Lines of data
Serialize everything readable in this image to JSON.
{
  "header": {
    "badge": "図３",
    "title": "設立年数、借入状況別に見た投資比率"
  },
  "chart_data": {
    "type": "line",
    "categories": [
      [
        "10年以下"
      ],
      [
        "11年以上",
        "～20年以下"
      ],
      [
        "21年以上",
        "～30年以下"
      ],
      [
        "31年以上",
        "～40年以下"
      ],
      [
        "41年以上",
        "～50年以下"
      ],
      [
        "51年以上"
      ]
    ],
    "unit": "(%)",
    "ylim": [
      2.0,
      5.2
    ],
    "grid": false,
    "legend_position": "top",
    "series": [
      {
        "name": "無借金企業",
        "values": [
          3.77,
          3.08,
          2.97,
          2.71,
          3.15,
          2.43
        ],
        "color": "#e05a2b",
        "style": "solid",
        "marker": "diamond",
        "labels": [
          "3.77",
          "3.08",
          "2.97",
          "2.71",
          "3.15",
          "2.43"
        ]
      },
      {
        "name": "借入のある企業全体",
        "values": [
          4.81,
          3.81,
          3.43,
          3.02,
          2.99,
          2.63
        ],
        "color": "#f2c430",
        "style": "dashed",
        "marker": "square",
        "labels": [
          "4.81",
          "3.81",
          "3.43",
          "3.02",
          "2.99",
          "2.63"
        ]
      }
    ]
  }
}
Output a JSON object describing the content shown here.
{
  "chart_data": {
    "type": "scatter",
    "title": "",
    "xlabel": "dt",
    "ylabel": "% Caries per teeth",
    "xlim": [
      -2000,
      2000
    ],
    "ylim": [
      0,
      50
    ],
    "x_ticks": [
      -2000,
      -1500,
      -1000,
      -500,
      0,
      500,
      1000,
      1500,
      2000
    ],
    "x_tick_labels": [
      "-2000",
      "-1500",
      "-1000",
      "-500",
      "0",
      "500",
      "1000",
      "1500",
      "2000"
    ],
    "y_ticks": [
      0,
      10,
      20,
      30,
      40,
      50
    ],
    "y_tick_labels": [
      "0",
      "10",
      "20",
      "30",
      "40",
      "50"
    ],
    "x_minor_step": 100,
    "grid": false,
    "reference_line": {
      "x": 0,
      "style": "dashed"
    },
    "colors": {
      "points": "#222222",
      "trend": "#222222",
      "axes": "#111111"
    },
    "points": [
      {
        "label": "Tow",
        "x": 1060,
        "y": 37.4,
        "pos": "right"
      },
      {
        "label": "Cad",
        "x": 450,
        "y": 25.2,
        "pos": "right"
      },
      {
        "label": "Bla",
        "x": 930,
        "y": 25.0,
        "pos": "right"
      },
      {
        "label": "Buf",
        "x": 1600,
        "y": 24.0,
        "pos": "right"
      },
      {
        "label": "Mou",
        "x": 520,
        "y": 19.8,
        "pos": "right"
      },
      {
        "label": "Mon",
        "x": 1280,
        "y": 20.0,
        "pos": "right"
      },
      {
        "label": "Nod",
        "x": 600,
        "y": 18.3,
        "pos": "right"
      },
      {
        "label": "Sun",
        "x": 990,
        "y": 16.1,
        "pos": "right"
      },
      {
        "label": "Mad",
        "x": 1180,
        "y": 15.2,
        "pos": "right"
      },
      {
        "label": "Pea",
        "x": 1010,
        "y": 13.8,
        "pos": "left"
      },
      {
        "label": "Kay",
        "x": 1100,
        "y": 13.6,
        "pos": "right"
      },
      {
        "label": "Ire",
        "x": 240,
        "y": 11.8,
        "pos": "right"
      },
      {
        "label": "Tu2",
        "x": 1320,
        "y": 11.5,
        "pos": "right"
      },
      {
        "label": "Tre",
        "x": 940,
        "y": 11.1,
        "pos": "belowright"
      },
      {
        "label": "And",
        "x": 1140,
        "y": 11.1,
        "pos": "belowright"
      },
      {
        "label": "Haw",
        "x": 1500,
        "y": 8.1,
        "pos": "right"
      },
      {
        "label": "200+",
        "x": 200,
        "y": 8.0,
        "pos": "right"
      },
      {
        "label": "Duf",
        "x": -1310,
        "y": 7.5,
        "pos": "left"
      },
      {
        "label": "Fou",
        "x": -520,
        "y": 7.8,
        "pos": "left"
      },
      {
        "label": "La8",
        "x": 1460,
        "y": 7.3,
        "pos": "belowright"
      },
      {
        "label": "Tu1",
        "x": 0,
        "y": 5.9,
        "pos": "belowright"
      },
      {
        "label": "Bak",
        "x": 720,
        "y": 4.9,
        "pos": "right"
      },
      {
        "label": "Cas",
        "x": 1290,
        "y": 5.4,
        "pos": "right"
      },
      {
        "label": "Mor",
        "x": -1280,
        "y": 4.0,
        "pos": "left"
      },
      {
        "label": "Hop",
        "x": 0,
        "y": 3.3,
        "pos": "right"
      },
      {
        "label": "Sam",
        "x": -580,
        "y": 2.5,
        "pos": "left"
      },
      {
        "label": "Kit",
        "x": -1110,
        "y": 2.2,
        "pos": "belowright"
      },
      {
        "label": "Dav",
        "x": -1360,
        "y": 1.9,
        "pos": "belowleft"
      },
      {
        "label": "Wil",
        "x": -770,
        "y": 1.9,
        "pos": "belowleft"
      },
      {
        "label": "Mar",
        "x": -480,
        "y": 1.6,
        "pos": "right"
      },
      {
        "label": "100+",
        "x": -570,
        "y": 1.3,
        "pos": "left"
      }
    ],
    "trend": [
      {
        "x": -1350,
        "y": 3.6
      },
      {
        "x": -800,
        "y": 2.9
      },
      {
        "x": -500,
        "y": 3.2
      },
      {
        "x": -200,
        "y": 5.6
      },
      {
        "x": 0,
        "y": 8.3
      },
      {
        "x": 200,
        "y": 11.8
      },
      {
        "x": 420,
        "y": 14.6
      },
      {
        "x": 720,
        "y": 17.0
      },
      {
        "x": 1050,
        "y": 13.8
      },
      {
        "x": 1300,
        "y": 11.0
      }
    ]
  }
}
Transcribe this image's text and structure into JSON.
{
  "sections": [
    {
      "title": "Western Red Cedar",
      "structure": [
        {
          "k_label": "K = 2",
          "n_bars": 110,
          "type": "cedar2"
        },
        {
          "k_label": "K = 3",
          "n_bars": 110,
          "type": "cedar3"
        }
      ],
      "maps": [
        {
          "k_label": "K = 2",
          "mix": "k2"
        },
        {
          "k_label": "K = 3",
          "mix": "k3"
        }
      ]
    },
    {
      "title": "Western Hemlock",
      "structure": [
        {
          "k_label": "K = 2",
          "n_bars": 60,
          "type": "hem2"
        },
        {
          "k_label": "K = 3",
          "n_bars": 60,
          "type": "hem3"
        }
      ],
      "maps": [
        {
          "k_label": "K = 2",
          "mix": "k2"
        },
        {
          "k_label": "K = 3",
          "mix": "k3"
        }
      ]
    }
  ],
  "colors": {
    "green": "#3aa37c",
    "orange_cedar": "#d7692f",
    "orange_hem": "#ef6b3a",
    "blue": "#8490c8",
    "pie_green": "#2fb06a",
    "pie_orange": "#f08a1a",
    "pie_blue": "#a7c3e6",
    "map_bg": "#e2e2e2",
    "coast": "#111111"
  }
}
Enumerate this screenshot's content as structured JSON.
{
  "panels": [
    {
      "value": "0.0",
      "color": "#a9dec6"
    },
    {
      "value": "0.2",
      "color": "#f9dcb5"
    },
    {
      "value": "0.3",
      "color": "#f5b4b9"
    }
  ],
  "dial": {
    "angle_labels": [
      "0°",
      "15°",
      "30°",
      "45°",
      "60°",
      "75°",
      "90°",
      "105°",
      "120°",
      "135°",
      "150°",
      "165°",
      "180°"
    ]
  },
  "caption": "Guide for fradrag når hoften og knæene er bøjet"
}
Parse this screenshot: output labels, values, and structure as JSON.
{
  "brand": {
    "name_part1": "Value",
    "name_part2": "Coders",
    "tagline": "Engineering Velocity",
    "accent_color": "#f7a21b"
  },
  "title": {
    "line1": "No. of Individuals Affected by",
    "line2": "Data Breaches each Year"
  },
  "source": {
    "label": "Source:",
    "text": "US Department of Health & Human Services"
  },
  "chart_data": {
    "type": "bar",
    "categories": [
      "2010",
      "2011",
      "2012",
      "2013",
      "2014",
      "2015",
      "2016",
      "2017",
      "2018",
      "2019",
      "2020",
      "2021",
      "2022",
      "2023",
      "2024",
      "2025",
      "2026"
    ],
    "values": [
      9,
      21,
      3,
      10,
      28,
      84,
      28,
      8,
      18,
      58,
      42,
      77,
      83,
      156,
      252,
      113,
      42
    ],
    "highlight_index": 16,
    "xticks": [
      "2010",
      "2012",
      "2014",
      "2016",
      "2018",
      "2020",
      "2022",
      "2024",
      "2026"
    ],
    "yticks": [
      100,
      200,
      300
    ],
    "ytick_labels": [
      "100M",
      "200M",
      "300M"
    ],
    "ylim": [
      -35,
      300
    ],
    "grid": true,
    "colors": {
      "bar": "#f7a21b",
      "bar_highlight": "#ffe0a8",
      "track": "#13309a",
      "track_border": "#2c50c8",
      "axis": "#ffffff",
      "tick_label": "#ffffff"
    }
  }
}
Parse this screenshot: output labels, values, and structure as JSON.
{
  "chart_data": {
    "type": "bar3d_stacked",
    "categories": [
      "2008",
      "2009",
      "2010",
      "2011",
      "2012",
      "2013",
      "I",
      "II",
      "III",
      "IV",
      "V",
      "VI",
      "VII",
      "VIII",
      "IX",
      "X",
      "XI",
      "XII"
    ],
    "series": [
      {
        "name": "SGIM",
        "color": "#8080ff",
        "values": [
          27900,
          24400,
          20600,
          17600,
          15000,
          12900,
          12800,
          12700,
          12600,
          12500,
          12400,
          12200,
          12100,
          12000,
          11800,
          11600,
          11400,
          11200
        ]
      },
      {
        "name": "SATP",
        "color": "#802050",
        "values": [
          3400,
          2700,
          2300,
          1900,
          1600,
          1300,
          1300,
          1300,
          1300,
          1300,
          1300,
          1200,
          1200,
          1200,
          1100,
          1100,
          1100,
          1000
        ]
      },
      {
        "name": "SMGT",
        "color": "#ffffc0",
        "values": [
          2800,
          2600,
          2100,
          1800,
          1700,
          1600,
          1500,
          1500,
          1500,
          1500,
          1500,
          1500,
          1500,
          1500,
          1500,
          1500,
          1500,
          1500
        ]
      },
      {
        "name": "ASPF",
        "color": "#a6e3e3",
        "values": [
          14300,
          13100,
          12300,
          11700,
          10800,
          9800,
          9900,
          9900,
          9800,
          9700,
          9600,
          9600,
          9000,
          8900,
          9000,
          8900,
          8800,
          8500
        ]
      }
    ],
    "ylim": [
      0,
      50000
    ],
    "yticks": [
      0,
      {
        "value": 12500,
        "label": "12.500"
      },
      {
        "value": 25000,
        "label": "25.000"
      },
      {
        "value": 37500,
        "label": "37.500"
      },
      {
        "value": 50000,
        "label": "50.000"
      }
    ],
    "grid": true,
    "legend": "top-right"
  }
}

| CHALLENGE |
State the number of lines that contain the string "title", with no other words.

| REPLY TO THE TASK |
5